--- begin Material provided ---
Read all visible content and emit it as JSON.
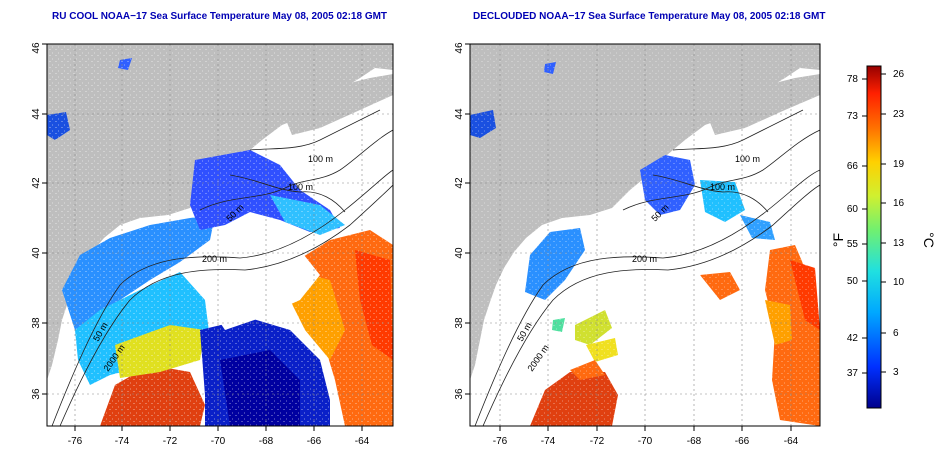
{
  "left_panel": {
    "title": "RU COOL NOAA−17 Sea Surface Temperature May 08, 2005 02:18 GMT",
    "x_ticks": [
      "-76",
      "-74",
      "-72",
      "-70",
      "-68",
      "-66",
      "-64"
    ],
    "y_ticks": [
      "36",
      "38",
      "40",
      "42",
      "44",
      "46"
    ],
    "contour_labels": [
      "100 m",
      "100 m",
      "50 m",
      "200 m",
      "50 m",
      "2000 m"
    ]
  },
  "right_panel": {
    "title": "DECLOUDED NOAA−17 Sea Surface Temperature May 08, 2005 02:18 GMT",
    "x_ticks": [
      "-76",
      "-74",
      "-72",
      "-70",
      "-68",
      "-66",
      "-64"
    ],
    "y_ticks": [
      "36",
      "38",
      "40",
      "42",
      "44",
      "46"
    ],
    "contour_labels": [
      "100 m",
      "100 m",
      "50 m",
      "200 m",
      "50 m",
      "2000 m"
    ]
  },
  "colorbar": {
    "fahrenheit_label": "°F",
    "celsius_label": "°C",
    "fahrenheit_ticks": [
      "78",
      "73",
      "66",
      "60",
      "55",
      "50",
      "42",
      "37"
    ],
    "celsius_ticks": [
      "26",
      "23",
      "19",
      "16",
      "13",
      "10",
      "6",
      "3"
    ]
  },
  "colors": {
    "title": "#0000b4",
    "land": "#bebebe",
    "cloud": "#ffffff",
    "warm": "#d22000",
    "cold": "#0000a0"
  }
}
--- end Material provided ---
* [Task description]:
Pick each line holding the word "title" out of the listing.

* [Answer to the problem]:
    "title": "RU COOL NOAA−17 Sea Surface Temperature May 08, 2005 02:18 GMT",
    "title": "DECLOUDED NOAA−17 Sea Surface Temperature May 08, 2005 02:18 GMT",
    "title": "#0000b4",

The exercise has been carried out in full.